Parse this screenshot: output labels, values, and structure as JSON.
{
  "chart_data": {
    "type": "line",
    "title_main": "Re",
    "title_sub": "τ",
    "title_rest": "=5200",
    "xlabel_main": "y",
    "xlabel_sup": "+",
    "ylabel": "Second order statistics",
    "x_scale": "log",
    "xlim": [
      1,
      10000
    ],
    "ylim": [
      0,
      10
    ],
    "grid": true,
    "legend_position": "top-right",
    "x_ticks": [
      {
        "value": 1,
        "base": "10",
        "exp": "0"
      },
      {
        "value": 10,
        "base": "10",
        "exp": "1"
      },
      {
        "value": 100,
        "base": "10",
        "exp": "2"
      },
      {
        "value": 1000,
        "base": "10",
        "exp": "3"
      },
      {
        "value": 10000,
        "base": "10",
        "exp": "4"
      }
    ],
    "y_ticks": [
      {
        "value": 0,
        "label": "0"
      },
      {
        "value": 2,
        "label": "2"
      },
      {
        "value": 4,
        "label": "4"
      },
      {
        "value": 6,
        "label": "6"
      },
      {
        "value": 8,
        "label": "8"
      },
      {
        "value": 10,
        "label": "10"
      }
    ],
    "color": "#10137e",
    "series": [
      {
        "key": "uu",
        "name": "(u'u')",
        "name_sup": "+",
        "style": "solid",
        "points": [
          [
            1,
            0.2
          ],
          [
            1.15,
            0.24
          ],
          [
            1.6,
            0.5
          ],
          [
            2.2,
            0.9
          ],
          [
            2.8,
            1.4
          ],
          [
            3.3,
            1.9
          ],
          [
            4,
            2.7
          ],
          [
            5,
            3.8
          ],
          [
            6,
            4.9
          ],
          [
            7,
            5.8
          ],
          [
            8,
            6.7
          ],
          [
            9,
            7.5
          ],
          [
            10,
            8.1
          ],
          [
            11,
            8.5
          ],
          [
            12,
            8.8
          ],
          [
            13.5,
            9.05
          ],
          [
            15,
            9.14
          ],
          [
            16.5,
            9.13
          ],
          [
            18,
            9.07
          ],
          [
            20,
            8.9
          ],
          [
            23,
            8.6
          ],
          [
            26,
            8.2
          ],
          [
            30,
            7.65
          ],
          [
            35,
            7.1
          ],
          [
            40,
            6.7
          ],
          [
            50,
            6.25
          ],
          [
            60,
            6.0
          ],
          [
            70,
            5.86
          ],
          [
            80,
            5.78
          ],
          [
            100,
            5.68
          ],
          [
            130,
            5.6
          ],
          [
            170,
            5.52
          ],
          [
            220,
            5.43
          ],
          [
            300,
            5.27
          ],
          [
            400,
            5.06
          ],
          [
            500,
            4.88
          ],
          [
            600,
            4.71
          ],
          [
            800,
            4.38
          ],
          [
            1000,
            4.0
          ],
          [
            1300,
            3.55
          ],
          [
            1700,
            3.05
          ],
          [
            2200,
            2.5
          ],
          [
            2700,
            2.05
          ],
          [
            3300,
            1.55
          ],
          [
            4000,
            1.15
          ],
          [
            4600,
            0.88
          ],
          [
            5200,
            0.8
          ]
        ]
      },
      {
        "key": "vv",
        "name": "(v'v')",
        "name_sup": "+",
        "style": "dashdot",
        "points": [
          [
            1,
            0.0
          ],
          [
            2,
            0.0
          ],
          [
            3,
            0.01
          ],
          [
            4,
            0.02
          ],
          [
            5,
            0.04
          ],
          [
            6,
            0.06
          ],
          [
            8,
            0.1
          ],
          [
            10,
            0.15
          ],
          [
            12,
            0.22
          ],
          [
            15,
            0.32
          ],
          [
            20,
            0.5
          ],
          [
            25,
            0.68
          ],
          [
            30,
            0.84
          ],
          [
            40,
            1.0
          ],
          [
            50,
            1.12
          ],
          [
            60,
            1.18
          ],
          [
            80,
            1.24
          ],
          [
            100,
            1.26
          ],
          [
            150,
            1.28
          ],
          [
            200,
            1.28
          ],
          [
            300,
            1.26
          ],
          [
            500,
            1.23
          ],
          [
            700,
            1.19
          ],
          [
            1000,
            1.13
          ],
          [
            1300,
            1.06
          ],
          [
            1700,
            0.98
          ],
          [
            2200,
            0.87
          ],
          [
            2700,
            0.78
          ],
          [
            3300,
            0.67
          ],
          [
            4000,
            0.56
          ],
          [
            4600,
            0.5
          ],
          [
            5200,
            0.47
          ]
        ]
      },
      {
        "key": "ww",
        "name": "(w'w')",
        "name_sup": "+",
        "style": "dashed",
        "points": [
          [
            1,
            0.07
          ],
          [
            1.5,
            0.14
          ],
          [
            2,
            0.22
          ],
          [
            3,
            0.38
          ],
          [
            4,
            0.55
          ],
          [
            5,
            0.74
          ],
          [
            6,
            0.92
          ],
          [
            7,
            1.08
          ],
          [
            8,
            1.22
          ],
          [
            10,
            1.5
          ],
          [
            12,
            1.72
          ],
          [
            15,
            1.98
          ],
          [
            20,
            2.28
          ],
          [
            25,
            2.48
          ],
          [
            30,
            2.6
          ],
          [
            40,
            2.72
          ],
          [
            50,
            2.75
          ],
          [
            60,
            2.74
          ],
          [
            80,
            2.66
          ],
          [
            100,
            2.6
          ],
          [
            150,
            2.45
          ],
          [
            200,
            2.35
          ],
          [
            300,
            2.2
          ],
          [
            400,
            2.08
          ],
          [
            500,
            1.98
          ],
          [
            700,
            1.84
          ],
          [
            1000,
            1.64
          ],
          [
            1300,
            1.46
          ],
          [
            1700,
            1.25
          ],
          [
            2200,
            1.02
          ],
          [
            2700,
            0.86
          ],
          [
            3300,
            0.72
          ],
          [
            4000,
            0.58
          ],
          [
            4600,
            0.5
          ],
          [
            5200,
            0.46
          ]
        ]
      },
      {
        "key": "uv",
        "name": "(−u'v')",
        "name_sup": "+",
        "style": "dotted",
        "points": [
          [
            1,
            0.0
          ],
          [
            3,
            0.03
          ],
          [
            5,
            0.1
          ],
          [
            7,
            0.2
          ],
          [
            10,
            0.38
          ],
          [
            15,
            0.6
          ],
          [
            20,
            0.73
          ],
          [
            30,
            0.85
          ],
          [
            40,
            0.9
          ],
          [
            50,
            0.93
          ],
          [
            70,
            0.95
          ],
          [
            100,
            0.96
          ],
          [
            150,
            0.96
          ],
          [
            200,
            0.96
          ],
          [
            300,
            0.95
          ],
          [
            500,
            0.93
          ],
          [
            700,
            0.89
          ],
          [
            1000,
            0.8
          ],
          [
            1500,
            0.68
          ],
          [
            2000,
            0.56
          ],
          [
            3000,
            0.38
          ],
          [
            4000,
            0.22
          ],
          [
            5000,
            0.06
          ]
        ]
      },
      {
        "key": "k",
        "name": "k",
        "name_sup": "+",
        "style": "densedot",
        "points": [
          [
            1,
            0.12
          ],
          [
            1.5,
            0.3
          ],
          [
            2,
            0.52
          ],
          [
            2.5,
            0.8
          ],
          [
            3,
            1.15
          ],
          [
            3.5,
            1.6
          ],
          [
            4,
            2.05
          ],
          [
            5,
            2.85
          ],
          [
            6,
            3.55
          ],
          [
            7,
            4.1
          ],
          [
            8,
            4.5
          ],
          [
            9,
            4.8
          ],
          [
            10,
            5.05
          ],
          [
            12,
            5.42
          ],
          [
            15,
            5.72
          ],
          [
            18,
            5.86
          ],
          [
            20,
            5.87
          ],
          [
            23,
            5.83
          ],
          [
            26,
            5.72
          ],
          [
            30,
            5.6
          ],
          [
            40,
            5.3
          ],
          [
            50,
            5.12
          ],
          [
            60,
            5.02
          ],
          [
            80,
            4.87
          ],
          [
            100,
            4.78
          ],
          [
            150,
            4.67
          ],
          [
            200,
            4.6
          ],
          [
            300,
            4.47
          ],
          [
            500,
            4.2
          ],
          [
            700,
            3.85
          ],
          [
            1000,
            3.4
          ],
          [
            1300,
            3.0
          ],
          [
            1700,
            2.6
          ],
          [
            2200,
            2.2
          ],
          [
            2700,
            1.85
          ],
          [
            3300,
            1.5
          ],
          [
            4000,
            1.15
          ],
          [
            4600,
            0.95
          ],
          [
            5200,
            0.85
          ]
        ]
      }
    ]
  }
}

────────────────

◆ Exercise
Show every line above in which the word "style" occurs.

◆ Complete output
        "style": "solid",
        "style": "dashdot",
        "style": "dashed",
        "style": "dotted",
        "style": "densedot",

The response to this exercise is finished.